_Task objective_
Please transcribe the entries that follow exactly as they stand, skipping each picture.

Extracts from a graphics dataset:

=== Section Start ===

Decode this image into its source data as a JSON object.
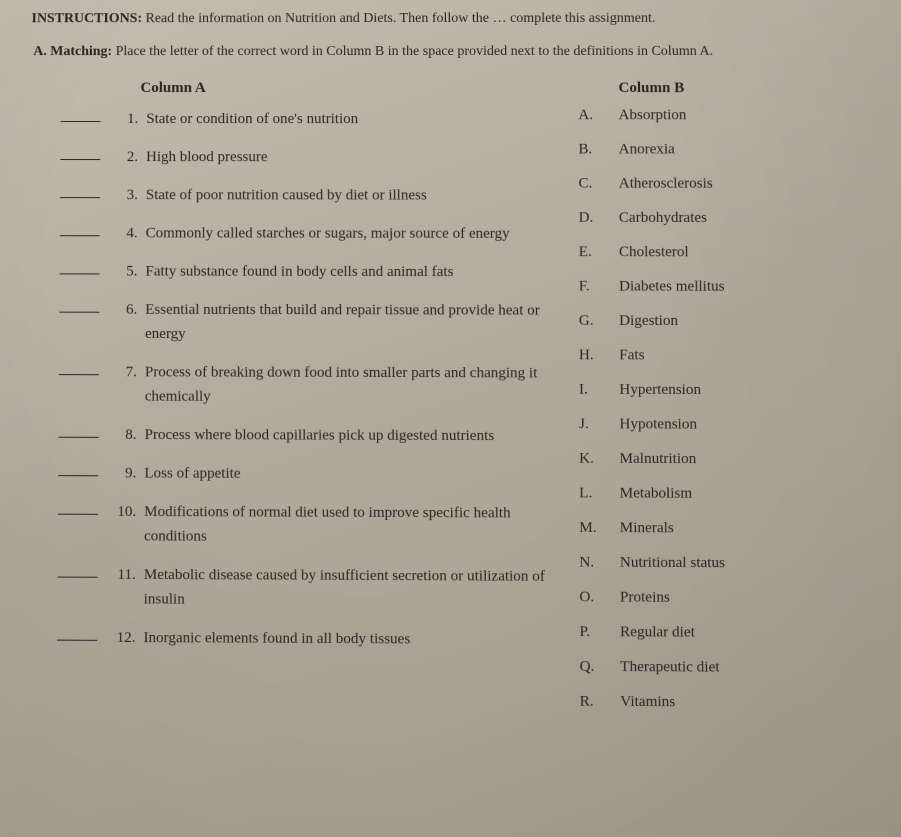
{
  "instructions": {
    "label": "INSTRUCTIONS:",
    "text": "Read the information on Nutrition and Diets. Then follow the … complete this assignment."
  },
  "section": {
    "label": "A. Matching:",
    "text": "Place the letter of the correct word in Column B in the space provided next to the definitions in Column A."
  },
  "columnA": {
    "header": "Column A",
    "items": [
      {
        "num": "1.",
        "text": "State or condition of one's nutrition"
      },
      {
        "num": "2.",
        "text": "High blood pressure"
      },
      {
        "num": "3.",
        "text": "State of poor nutrition caused by diet or illness"
      },
      {
        "num": "4.",
        "text": "Commonly called starches or sugars, major source of energy"
      },
      {
        "num": "5.",
        "text": "Fatty substance found in body cells and animal fats"
      },
      {
        "num": "6.",
        "text": "Essential nutrients that build and repair tissue and provide heat or energy"
      },
      {
        "num": "7.",
        "text": "Process of breaking down food into smaller parts and changing it chemically"
      },
      {
        "num": "8.",
        "text": "Process where blood capillaries pick up digested nutrients"
      },
      {
        "num": "9.",
        "text": "Loss of appetite"
      },
      {
        "num": "10.",
        "text": "Modifications of normal diet used to improve specific health conditions"
      },
      {
        "num": "11.",
        "text": "Metabolic disease caused by insufficient secretion or utilization of insulin"
      },
      {
        "num": "12.",
        "text": "Inorganic elements found in all body tissues"
      }
    ]
  },
  "columnB": {
    "header": "Column B",
    "items": [
      {
        "letter": "A.",
        "word": "Absorption"
      },
      {
        "letter": "B.",
        "word": "Anorexia"
      },
      {
        "letter": "C.",
        "word": "Atherosclerosis"
      },
      {
        "letter": "D.",
        "word": "Carbohydrates"
      },
      {
        "letter": "E.",
        "word": "Cholesterol"
      },
      {
        "letter": "F.",
        "word": "Diabetes mellitus"
      },
      {
        "letter": "G.",
        "word": "Digestion"
      },
      {
        "letter": "H.",
        "word": "Fats"
      },
      {
        "letter": "I.",
        "word": "Hypertension"
      },
      {
        "letter": "J.",
        "word": "Hypotension"
      },
      {
        "letter": "K.",
        "word": "Malnutrition"
      },
      {
        "letter": "L.",
        "word": "Metabolism"
      },
      {
        "letter": "M.",
        "word": "Minerals"
      },
      {
        "letter": "N.",
        "word": "Nutritional status"
      },
      {
        "letter": "O.",
        "word": "Proteins"
      },
      {
        "letter": "P.",
        "word": "Regular diet"
      },
      {
        "letter": "Q.",
        "word": "Therapeutic diet"
      },
      {
        "letter": "R.",
        "word": "Vitamins"
      }
    ]
  }
}
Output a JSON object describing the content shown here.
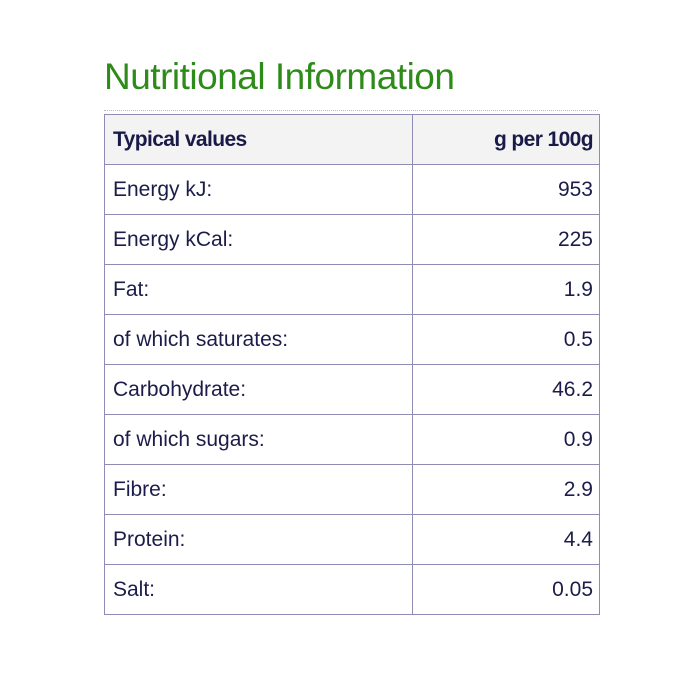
{
  "title": "Nutritional Information",
  "colors": {
    "title": "#2e8b1a",
    "text": "#1c1c4a",
    "border": "#8e8bb4",
    "header_bg": "#f3f3f3"
  },
  "table": {
    "header": {
      "label": "Typical values",
      "value": "g per 100g"
    },
    "rows": [
      {
        "label": "Energy kJ:",
        "value": "953"
      },
      {
        "label": "Energy kCal:",
        "value": "225"
      },
      {
        "label": "Fat:",
        "value": "1.9"
      },
      {
        "label": "of which saturates:",
        "value": "0.5"
      },
      {
        "label": "Carbohydrate:",
        "value": "46.2"
      },
      {
        "label": "of which sugars:",
        "value": "0.9"
      },
      {
        "label": "Fibre:",
        "value": "2.9"
      },
      {
        "label": "Protein:",
        "value": "4.4"
      },
      {
        "label": "Salt:",
        "value": "0.05"
      }
    ]
  }
}
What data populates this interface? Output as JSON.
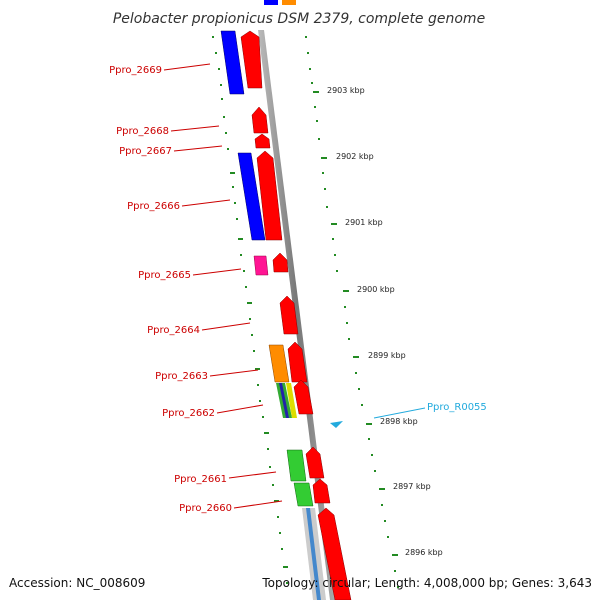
{
  "title": "Pelobacter propionicus DSM 2379, complete genome",
  "footer": {
    "accession": "Accession: NC_008609",
    "topology": "Topology: circular; Length: 4,008,000 bp; Genes: 3,643"
  },
  "gene_labels": [
    "Ppro_2669",
    "Ppro_2668",
    "Ppro_2667",
    "Ppro_2666",
    "Ppro_2665",
    "Ppro_2664",
    "Ppro_2663",
    "Ppro_2662",
    "Ppro_2661",
    "Ppro_2660"
  ],
  "rna_label": "Ppro_R0055",
  "scale_labels": [
    "2903 kbp",
    "2902 kbp",
    "2901 kbp",
    "2900 kbp",
    "2899 kbp",
    "2898 kbp",
    "2897 kbp",
    "2896 kbp"
  ],
  "colors": {
    "forward_gene": "#ff0000",
    "cog_blue": "#0000ff",
    "cog_orange": "#ff8c00",
    "cog_magenta": "#ff1493",
    "cog_green": "#33cc33",
    "rna": "#22aadd",
    "backbone": "#888888",
    "ticks": "#228b22"
  }
}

=== Section End ===

_Answer to this exercise_
Decode this image into its source data as a JSON object.
{
  "instructions": {
    "label": "INSTRUCTIONS:",
    "text": "Read the information on Nutrition and Diets. Then follow the … complete this assignment."
  },
  "section": {
    "label": "A. Matching:",
    "text": "Place the letter of the correct word in Column B in the space provided next to the definitions in Column A."
  },
  "columnA": {
    "header": "Column A",
    "items": [
      {
        "num": "1.",
        "text": "State or condition of one's nutrition"
      },
      {
        "num": "2.",
        "text": "High blood pressure"
      },
      {
        "num": "3.",
        "text": "State of poor nutrition caused by diet or illness"
      },
      {
        "num": "4.",
        "text": "Commonly called starches or sugars, major source of energy"
      },
      {
        "num": "5.",
        "text": "Fatty substance found in body cells and animal fats"
      },
      {
        "num": "6.",
        "text": "Essential nutrients that build and repair tissue and provide heat or energy"
      },
      {
        "num": "7.",
        "text": "Process of breaking down food into smaller parts and changing it chemically"
      },
      {
        "num": "8.",
        "text": "Process where blood capillaries pick up digested nutrients"
      },
      {
        "num": "9.",
        "text": "Loss of appetite"
      },
      {
        "num": "10.",
        "text": "Modifications of normal diet used to improve specific health conditions"
      },
      {
        "num": "11.",
        "text": "Metabolic disease caused by insufficient secretion or utilization of insulin"
      },
      {
        "num": "12.",
        "text": "Inorganic elements found in all body tissues"
      }
    ]
  },
  "columnB": {
    "header": "Column B",
    "items": [
      {
        "letter": "A.",
        "word": "Absorption"
      },
      {
        "letter": "B.",
        "word": "Anorexia"
      },
      {
        "letter": "C.",
        "word": "Atherosclerosis"
      },
      {
        "letter": "D.",
        "word": "Carbohydrates"
      },
      {
        "letter": "E.",
        "word": "Cholesterol"
      },
      {
        "letter": "F.",
        "word": "Diabetes mellitus"
      },
      {
        "letter": "G.",
        "word": "Digestion"
      },
      {
        "letter": "H.",
        "word": "Fats"
      },
      {
        "letter": "I.",
        "word": "Hypertension"
      },
      {
        "letter": "J.",
        "word": "Hypotension"
      },
      {
        "letter": "K.",
        "word": "Malnutrition"
      },
      {
        "letter": "L.",
        "word": "Metabolism"
      },
      {
        "letter": "M.",
        "word": "Minerals"
      },
      {
        "letter": "N.",
        "word": "Nutritional status"
      },
      {
        "letter": "O.",
        "word": "Proteins"
      },
      {
        "letter": "P.",
        "word": "Regular diet"
      },
      {
        "letter": "Q.",
        "word": "Therapeutic diet"
      },
      {
        "letter": "R.",
        "word": "Vitamins"
      }
    ]
  }
}
Output a JSON object describing the content shown here.
{
  "title": "Nutritional Information",
  "colors": {
    "title": "#2e8b1a",
    "text": "#1c1c4a",
    "border": "#8e8bb4",
    "header_bg": "#f3f3f3"
  },
  "table": {
    "header": {
      "label": "Typical values",
      "value": "g per 100g"
    },
    "rows": [
      {
        "label": "Energy kJ:",
        "value": "953"
      },
      {
        "label": "Energy kCal:",
        "value": "225"
      },
      {
        "label": "Fat:",
        "value": "1.9"
      },
      {
        "label": "of which saturates:",
        "value": "0.5"
      },
      {
        "label": "Carbohydrate:",
        "value": "46.2"
      },
      {
        "label": "of which sugars:",
        "value": "0.9"
      },
      {
        "label": "Fibre:",
        "value": "2.9"
      },
      {
        "label": "Protein:",
        "value": "4.4"
      },
      {
        "label": "Salt:",
        "value": "0.05"
      }
    ]
  }
}
What data populates this interface? Output as JSON.
{
  "title": "Pelobacter propionicus DSM 2379, complete genome",
  "footer": {
    "accession": "Accession: NC_008609",
    "topology": "Topology: circular; Length: 4,008,000 bp; Genes: 3,643"
  },
  "gene_labels": [
    "Ppro_2669",
    "Ppro_2668",
    "Ppro_2667",
    "Ppro_2666",
    "Ppro_2665",
    "Ppro_2664",
    "Ppro_2663",
    "Ppro_2662",
    "Ppro_2661",
    "Ppro_2660"
  ],
  "rna_label": "Ppro_R0055",
  "scale_labels": [
    "2903 kbp",
    "2902 kbp",
    "2901 kbp",
    "2900 kbp",
    "2899 kbp",
    "2898 kbp",
    "2897 kbp",
    "2896 kbp"
  ],
  "colors": {
    "forward_gene": "#ff0000",
    "cog_blue": "#0000ff",
    "cog_orange": "#ff8c00",
    "cog_magenta": "#ff1493",
    "cog_green": "#33cc33",
    "rna": "#22aadd",
    "backbone": "#888888",
    "ticks": "#228b22"
  }
}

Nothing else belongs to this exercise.